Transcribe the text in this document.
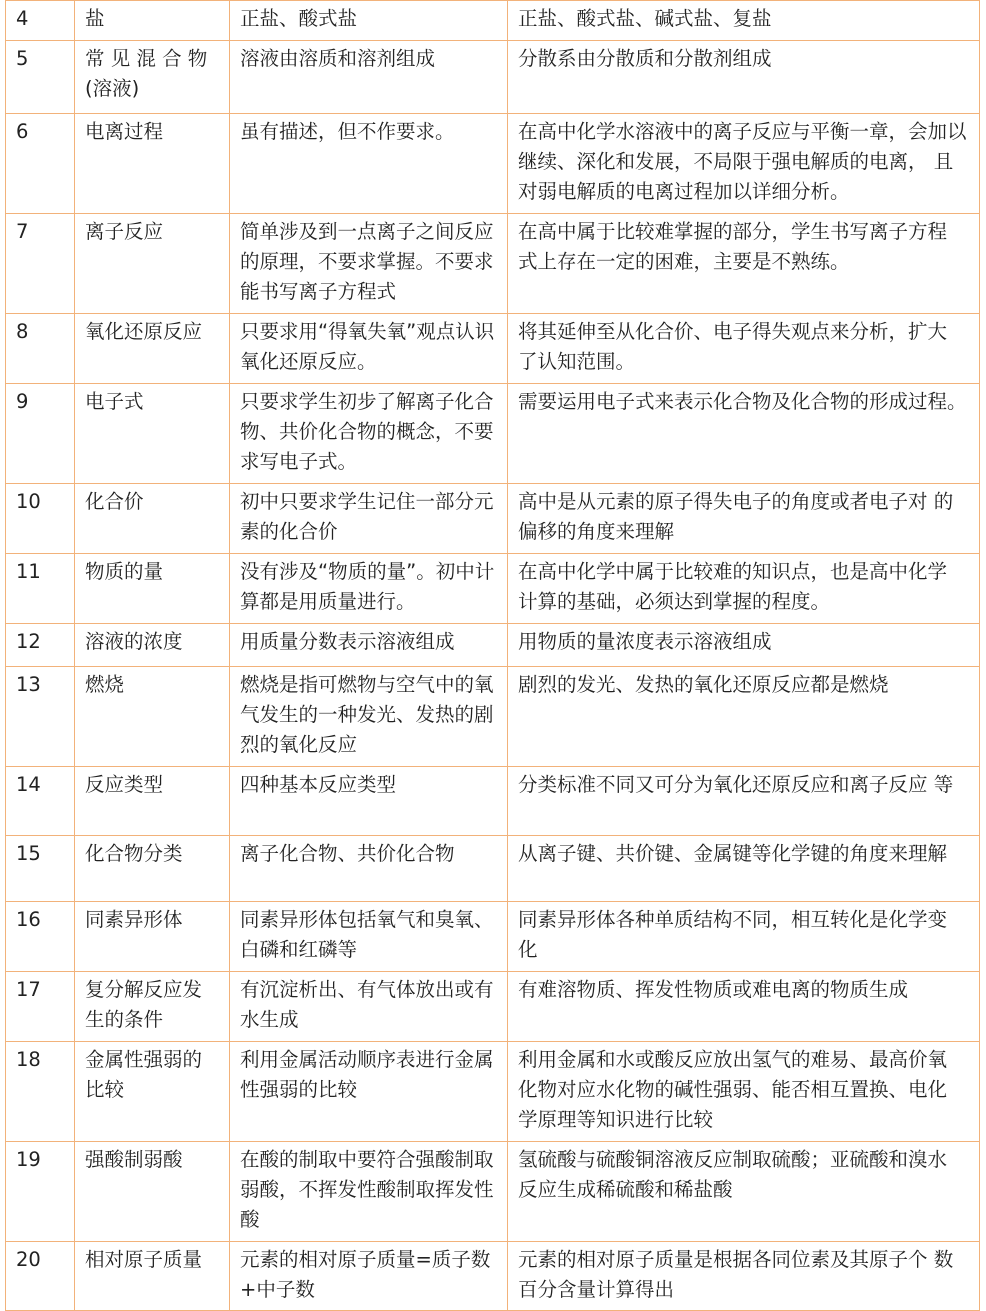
4	盐	正盐、酸式盐	正盐、酸式盐、碱式盐、复盐
5	常 见 混 合 物(溶液)	溶液由溶质和溶剂组成	分散系由分散质和分散剂组成
6	电离过程	虽有描述，但不作要求。	在高中化学水溶液中的离子反应与平衡一章，会加以继续、深化和发展，不局限于强电解质的电离， 且对弱电解质的电离过程加以详细分析。
7	离子反应	简单涉及到一点离子之间反应的原理，不要求掌握。不要求能书写离子方程式	在高中属于比较难掌握的部分，学生书写离子方程 式上存在一定的困难，主要是不熟练。
8	氧化还原反应	只要求用“得氧失氧”观点认识氧化还原反应。	将其延伸至从化合价、电子得失观点来分析，扩大 了认知范围。
9	电子式	只要求学生初步了解离子化合物、共价化合物的概念，不要求写电子式。	需要运用电子式来表示化合物及化合物的形成过程。
10	化合价	初中只要求学生记住一部分元素的化合价	高中是从元素的原子得失电子的角度或者电子对 的偏移的角度来理解
11	物质的量	没有涉及“物质的量”。初中计算都是用质量进行。	在高中化学中属于比较难的知识点，也是高中化学 计算的基础，必须达到掌握的程度。
12	溶液的浓度	用质量分数表示溶液组成	用物质的量浓度表示溶液组成
13	燃烧	燃烧是指可燃物与空气中的氧气发生的一种发光、发热的剧烈的氧化反应	剧烈的发光、发热的氧化还原反应都是燃烧
14	反应类型	四种基本反应类型	分类标准不同又可分为氧化还原反应和离子反应 等
15	化合物分类	离子化合物、共价化合物	从离子键、共价键、金属键等化学键的角度来理解
16	同素异形体	同素异形体包括氧气和臭氧、白磷和红磷等	同素异形体各种单质结构不同，相互转化是化学变 化
17	复分解反应发生的条件	有沉淀析出、有气体放出或有水生成	有难溶物质、挥发性物质或难电离的物质生成
18	金属性强弱的比较	利用金属活动顺序表进行金属性强弱的比较	利用金属和水或酸反应放出氢气的难易、最高价氧 化物对应水化物的碱性强弱、能否相互置换、电化 学原理等知识进行比较
19	强酸制弱酸	在酸的制取中要符合强酸制取弱酸，不挥发性酸制取挥发性酸	氢硫酸与硫酸铜溶液反应制取硫酸；亚硫酸和溴水 反应生成稀硫酸和稀盐酸
20	相对原子质量	元素的相对原子质量=质子数+中子数	元素的相对原子质量是根据各同位素及其原子个 数百分含量计算得出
========================================
__EXERCISE BRIEF__
Word for word, quote the lines above. Omit the pictures.

__CORRECT RESULT__
Transcribe the text in this document.
4	盐	正盐、酸式盐	正盐、酸式盐、碱式盐、复盐
5	常 见 混 合 物(溶液)	溶液由溶质和溶剂组成	分散系由分散质和分散剂组成
6	电离过程	虽有描述，但不作要求。	在高中化学水溶液中的离子反应与平衡一章，会加以继续、深化和发展，不局限于强电解质的电离， 且对弱电解质的电离过程加以详细分析。
7	离子反应	简单涉及到一点离子之间反应的原理，不要求掌握。不要求能书写离子方程式	在高中属于比较难掌握的部分，学生书写离子方程 式上存在一定的困难，主要是不熟练。
8	氧化还原反应	只要求用“得氧失氧”观点认识氧化还原反应。	将其延伸至从化合价、电子得失观点来分析，扩大 了认知范围。
9	电子式	只要求学生初步了解离子化合物、共价化合物的概念，不要求写电子式。	需要运用电子式来表示化合物及化合物的形成过程。
10	化合价	初中只要求学生记住一部分元素的化合价	高中是从元素的原子得失电子的角度或者电子对 的偏移的角度来理解
11	物质的量	没有涉及“物质的量”。初中计算都是用质量进行。	在高中化学中属于比较难的知识点，也是高中化学 计算的基础，必须达到掌握的程度。
12	溶液的浓度	用质量分数表示溶液组成	用物质的量浓度表示溶液组成
13	燃烧	燃烧是指可燃物与空气中的氧气发生的一种发光、发热的剧烈的氧化反应	剧烈的发光、发热的氧化还原反应都是燃烧
14	反应类型	四种基本反应类型	分类标准不同又可分为氧化还原反应和离子反应 等
15	化合物分类	离子化合物、共价化合物	从离子键、共价键、金属键等化学键的角度来理解
16	同素异形体	同素异形体包括氧气和臭氧、白磷和红磷等	同素异形体各种单质结构不同，相互转化是化学变 化
17	复分解反应发生的条件	有沉淀析出、有气体放出或有水生成	有难溶物质、挥发性物质或难电离的物质生成
18	金属性强弱的比较	利用金属活动顺序表进行金属性强弱的比较	利用金属和水或酸反应放出氢气的难易、最高价氧 化物对应水化物的碱性强弱、能否相互置换、电化 学原理等知识进行比较
19	强酸制弱酸	在酸的制取中要符合强酸制取弱酸，不挥发性酸制取挥发性酸	氢硫酸与硫酸铜溶液反应制取硫酸；亚硫酸和溴水 反应生成稀硫酸和稀盐酸
20	相对原子质量	元素的相对原子质量=质子数+中子数	元素的相对原子质量是根据各同位素及其原子个 数百分含量计算得出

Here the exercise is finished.